- _Given data_:
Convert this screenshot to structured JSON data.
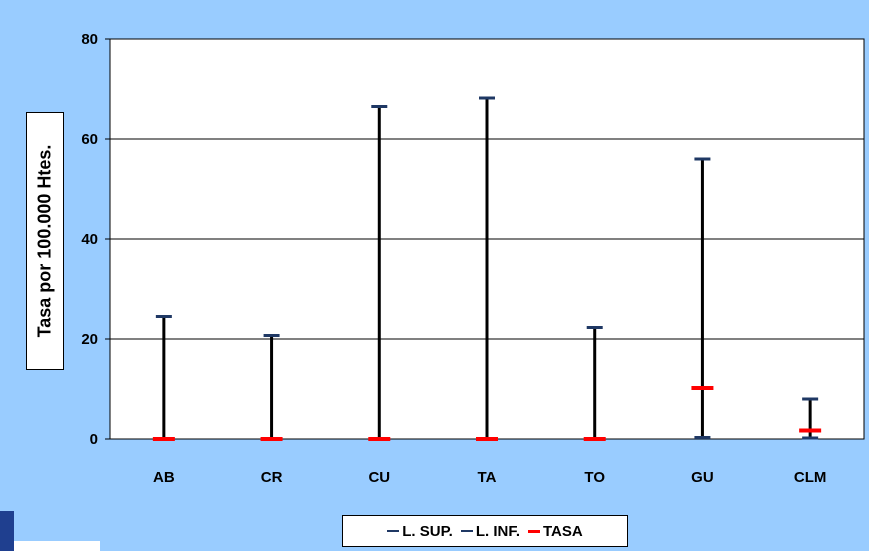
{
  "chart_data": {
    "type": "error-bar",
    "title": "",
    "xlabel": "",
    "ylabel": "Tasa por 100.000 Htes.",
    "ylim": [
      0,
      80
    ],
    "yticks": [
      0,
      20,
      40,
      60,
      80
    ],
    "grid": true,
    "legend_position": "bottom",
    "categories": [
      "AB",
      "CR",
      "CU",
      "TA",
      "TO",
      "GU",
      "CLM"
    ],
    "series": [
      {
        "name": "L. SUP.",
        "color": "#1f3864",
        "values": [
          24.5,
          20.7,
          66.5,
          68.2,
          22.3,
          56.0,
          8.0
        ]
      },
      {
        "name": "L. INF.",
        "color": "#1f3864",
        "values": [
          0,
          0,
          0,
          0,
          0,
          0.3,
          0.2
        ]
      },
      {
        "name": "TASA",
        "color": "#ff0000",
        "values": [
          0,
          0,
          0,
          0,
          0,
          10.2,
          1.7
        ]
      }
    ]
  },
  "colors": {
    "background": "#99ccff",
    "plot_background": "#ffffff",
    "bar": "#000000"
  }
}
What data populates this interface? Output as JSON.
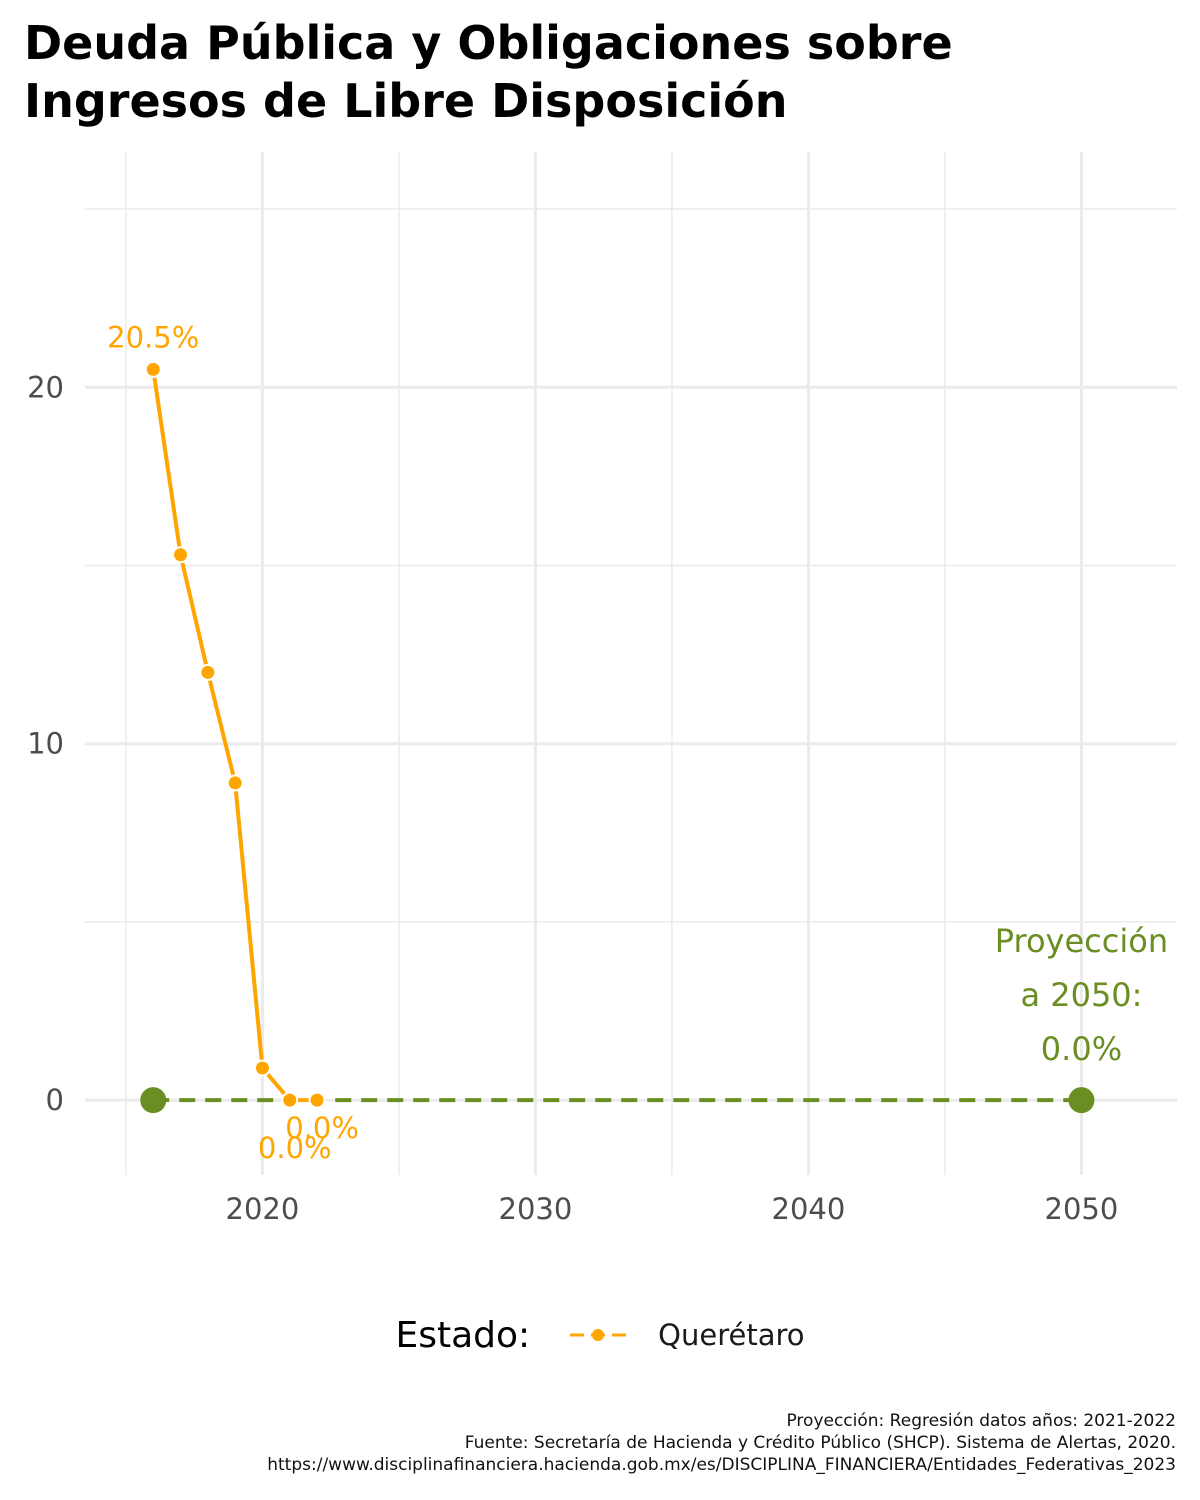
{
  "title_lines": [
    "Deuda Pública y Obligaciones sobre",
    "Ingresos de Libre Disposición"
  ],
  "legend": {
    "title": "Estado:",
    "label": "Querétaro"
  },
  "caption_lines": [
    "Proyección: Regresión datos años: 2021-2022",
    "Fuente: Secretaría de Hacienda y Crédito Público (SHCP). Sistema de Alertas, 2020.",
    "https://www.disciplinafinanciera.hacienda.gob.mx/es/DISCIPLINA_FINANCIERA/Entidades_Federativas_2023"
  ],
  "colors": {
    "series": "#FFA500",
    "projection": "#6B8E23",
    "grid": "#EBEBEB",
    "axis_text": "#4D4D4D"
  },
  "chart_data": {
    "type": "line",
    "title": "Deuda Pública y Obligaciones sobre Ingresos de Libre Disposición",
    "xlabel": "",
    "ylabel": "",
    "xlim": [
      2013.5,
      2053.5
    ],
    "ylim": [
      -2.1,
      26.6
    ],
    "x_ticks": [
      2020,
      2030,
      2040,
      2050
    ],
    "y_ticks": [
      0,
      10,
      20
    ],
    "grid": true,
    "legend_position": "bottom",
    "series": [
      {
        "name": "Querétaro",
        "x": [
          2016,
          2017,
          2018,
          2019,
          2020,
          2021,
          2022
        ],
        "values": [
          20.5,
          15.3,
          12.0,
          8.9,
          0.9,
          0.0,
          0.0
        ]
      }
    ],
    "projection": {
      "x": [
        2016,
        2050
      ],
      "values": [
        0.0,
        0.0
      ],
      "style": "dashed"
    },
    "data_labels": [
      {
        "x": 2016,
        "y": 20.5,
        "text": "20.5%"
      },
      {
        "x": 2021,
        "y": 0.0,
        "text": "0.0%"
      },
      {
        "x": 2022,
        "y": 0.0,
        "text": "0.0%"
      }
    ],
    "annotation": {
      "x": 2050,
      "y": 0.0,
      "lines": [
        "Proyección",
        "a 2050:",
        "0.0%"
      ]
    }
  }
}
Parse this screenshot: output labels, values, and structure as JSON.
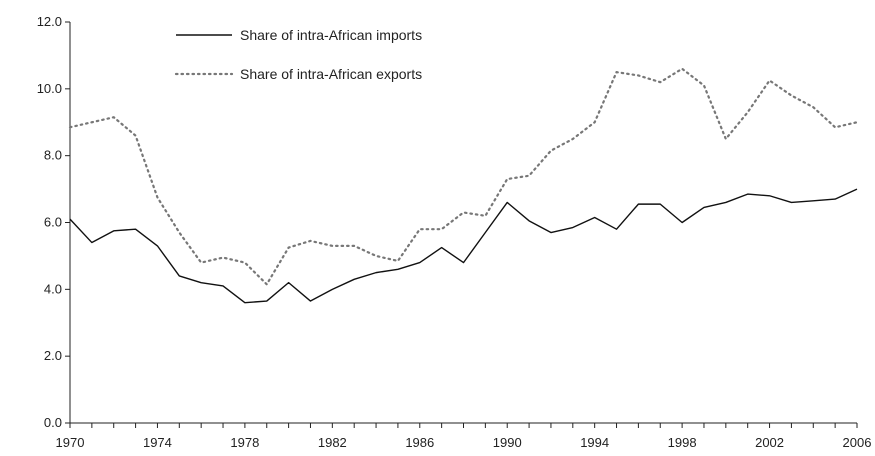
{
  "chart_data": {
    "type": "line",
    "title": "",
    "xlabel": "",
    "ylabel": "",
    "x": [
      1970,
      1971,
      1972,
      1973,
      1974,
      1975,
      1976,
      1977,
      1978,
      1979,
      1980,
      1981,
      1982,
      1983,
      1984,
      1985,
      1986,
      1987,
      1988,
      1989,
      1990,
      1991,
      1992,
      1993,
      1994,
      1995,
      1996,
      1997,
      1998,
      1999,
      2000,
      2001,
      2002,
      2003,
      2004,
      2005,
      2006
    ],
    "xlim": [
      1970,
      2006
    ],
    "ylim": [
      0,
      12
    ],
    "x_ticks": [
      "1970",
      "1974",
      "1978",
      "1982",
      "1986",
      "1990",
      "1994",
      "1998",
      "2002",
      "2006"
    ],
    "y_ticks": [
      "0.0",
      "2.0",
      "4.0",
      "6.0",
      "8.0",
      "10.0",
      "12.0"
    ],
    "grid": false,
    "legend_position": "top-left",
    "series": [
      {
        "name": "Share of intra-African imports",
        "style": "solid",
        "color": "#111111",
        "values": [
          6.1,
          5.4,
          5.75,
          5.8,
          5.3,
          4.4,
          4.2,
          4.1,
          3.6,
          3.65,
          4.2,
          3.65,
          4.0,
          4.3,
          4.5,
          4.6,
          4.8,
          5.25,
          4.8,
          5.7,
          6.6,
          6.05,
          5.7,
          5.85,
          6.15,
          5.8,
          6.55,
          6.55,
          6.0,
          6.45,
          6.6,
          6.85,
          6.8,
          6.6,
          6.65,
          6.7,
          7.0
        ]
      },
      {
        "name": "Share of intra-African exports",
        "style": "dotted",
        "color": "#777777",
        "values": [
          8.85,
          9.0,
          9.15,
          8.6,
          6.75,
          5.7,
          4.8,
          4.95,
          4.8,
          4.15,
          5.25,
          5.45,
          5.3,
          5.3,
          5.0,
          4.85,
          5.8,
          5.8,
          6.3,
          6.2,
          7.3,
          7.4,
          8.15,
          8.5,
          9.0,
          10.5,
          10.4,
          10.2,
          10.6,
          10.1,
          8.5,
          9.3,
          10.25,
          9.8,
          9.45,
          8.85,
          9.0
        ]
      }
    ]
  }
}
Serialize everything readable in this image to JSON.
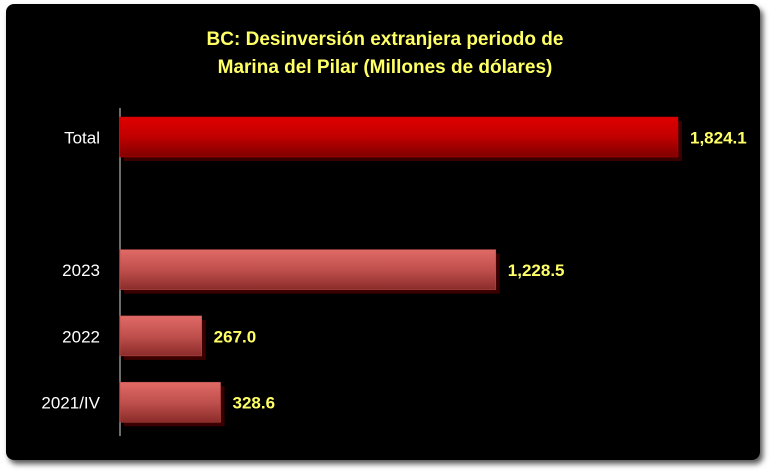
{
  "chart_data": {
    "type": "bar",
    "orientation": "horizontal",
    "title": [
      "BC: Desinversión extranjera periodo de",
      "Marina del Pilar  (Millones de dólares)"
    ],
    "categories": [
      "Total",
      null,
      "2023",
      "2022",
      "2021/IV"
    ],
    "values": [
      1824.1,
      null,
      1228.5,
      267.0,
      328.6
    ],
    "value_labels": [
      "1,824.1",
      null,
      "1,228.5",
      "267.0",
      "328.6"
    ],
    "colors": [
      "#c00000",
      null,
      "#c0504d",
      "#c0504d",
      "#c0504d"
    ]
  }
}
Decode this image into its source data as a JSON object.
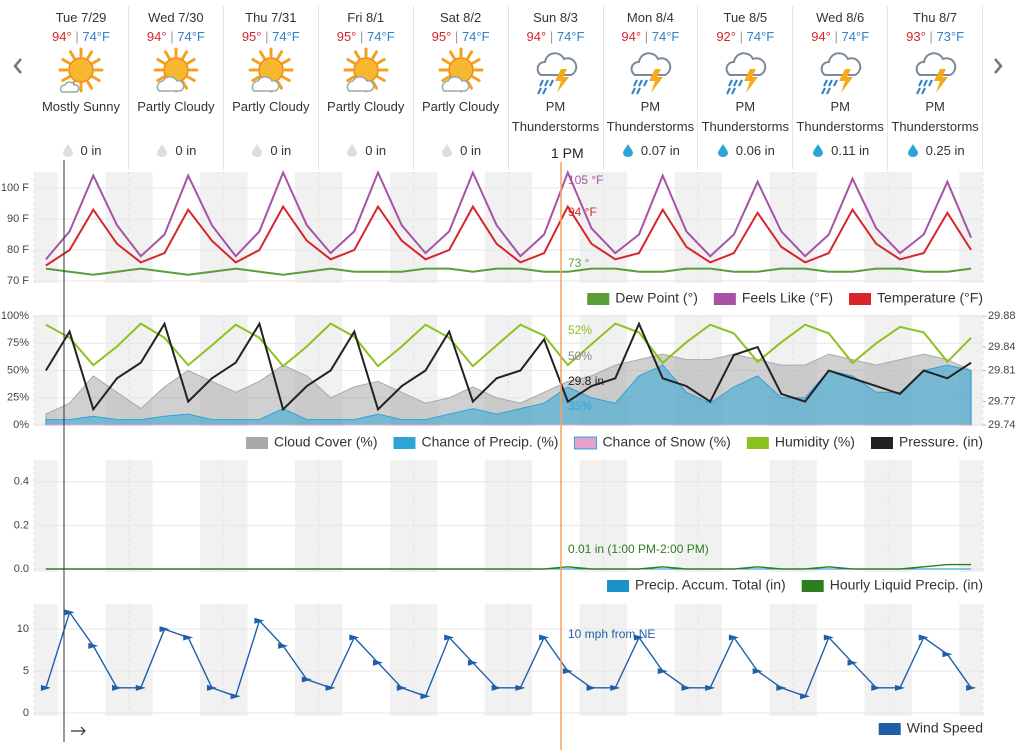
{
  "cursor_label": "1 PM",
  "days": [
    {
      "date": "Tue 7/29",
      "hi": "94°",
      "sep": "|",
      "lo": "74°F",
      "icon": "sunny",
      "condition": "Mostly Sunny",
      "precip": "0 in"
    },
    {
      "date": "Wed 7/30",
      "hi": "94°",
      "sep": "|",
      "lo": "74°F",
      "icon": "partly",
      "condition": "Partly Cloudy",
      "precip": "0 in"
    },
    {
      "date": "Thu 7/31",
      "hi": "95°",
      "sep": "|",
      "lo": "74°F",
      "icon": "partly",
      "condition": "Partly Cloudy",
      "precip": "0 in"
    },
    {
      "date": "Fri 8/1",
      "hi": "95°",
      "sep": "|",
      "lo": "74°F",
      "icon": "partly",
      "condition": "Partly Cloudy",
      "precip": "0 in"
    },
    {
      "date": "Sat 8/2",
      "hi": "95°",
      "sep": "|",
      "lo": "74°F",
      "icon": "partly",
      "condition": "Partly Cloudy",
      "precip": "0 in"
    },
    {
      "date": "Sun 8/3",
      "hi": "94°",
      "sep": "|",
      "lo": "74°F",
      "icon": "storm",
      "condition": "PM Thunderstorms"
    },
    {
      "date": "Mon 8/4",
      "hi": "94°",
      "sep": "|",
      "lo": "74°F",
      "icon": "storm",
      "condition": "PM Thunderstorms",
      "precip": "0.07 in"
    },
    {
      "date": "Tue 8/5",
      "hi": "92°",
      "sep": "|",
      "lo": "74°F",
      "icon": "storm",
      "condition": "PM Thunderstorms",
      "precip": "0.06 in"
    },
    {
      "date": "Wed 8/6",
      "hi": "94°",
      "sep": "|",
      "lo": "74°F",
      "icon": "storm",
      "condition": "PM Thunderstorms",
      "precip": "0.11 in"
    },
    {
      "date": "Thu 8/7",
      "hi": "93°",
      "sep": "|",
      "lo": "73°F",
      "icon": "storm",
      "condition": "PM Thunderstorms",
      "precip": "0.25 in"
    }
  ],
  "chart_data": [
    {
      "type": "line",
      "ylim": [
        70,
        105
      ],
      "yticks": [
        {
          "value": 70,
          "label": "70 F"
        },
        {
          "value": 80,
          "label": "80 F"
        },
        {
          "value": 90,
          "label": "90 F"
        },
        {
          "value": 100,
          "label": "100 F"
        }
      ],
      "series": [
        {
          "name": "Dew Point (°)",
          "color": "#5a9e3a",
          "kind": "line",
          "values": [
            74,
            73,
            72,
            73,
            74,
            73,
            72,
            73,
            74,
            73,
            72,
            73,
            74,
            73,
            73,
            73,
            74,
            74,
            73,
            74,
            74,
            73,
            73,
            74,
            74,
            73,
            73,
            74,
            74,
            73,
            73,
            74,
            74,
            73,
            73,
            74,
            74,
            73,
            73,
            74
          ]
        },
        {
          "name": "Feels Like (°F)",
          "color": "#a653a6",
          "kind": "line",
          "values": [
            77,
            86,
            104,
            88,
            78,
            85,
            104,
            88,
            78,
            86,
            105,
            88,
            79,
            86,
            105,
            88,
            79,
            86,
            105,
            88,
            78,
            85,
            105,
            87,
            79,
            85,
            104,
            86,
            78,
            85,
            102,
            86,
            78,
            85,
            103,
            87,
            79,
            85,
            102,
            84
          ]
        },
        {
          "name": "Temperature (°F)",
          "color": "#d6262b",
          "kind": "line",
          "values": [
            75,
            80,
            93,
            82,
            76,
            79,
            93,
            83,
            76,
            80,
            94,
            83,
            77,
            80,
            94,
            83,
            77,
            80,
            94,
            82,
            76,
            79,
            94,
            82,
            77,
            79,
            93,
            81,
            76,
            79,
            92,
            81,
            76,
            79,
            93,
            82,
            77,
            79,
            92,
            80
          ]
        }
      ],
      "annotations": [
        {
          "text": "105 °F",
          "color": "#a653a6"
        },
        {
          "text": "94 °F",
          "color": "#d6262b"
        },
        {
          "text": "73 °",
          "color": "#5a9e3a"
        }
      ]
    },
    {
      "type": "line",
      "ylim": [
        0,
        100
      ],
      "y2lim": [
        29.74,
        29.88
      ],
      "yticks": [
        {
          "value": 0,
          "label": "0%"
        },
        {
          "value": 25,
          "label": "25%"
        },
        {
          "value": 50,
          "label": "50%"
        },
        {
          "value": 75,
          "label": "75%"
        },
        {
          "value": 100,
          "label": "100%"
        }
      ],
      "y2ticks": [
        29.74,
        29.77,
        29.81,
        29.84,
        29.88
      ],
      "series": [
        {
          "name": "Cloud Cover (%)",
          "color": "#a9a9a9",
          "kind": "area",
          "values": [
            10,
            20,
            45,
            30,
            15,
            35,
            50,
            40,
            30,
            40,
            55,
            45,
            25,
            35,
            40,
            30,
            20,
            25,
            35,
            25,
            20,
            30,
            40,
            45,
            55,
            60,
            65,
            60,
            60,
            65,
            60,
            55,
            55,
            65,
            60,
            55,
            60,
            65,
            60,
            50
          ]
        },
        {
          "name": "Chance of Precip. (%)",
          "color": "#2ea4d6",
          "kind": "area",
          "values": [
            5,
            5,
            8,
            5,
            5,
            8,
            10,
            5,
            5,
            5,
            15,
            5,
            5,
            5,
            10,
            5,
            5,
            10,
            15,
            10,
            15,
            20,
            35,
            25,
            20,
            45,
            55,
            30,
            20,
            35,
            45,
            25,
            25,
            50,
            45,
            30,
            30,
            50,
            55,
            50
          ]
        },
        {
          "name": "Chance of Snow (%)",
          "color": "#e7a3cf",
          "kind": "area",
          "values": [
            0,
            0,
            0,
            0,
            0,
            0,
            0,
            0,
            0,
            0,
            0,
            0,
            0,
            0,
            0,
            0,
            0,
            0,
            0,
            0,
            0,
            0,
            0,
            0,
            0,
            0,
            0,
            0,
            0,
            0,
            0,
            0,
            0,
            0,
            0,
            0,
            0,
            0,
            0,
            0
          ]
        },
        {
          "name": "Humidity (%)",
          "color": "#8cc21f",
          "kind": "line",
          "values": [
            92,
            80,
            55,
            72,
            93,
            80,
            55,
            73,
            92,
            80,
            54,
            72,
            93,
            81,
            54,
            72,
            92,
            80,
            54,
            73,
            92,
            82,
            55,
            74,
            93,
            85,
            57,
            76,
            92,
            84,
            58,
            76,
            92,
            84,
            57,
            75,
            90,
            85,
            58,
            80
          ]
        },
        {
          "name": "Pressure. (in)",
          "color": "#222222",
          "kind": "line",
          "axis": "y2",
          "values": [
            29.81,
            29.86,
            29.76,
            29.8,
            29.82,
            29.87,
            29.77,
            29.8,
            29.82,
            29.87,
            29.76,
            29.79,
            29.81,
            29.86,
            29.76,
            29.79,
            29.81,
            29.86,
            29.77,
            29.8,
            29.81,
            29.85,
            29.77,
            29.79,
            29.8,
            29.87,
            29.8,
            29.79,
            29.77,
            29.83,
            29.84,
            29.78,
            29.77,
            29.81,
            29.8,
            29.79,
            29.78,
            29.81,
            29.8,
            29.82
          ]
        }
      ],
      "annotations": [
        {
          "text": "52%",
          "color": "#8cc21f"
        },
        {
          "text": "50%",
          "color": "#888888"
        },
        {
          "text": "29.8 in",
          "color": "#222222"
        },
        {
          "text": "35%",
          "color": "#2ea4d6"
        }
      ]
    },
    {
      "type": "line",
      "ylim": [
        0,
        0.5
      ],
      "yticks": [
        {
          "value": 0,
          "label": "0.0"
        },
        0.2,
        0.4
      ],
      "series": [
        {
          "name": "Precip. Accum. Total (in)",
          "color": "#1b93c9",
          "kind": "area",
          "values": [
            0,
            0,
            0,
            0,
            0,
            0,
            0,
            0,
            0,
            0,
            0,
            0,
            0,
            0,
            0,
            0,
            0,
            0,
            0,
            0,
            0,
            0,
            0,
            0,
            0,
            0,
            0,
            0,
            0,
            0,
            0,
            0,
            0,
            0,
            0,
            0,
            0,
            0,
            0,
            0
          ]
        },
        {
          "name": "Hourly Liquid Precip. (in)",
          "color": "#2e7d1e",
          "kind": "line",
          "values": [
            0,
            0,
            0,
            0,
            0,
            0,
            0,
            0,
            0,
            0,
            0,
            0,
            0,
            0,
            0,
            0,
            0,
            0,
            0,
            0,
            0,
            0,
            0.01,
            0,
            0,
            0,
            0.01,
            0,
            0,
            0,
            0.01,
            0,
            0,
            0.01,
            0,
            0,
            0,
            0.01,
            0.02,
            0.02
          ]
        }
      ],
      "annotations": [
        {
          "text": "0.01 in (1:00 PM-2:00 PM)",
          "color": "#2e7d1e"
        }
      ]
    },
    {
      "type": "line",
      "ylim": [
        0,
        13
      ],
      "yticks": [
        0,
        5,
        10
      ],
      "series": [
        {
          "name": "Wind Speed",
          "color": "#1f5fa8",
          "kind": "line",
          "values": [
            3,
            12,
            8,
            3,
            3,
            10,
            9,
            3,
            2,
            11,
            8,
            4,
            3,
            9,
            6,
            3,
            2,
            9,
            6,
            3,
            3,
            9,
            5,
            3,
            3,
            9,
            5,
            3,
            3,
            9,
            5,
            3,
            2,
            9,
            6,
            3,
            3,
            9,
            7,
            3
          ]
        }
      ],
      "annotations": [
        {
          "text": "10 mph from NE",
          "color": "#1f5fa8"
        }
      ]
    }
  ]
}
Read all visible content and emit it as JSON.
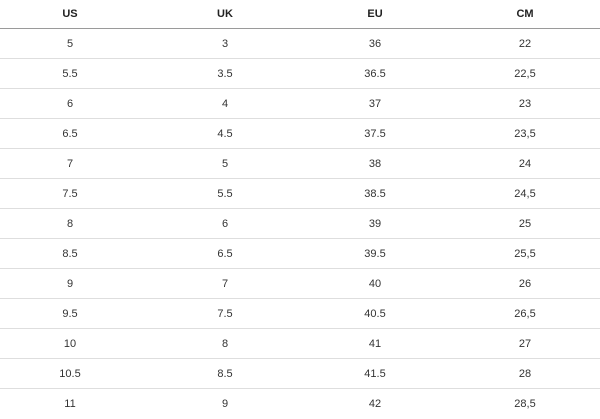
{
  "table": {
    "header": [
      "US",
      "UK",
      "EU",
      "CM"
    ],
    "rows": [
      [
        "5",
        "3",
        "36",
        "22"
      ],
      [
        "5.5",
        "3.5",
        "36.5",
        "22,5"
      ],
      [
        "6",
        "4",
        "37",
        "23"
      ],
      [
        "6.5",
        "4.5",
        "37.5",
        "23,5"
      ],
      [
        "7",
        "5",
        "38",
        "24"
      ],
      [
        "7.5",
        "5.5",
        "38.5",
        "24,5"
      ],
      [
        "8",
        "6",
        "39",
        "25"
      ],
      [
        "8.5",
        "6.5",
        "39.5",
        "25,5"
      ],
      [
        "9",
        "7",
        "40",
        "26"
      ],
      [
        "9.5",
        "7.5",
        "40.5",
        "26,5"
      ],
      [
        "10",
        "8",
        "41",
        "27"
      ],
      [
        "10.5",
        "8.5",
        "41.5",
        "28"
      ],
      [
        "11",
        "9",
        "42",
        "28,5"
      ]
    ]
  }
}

- _Aim_: In the records shown above, how many lines include the word "screenshot"? Answer with the number only.

- _Output for this exercise_: 2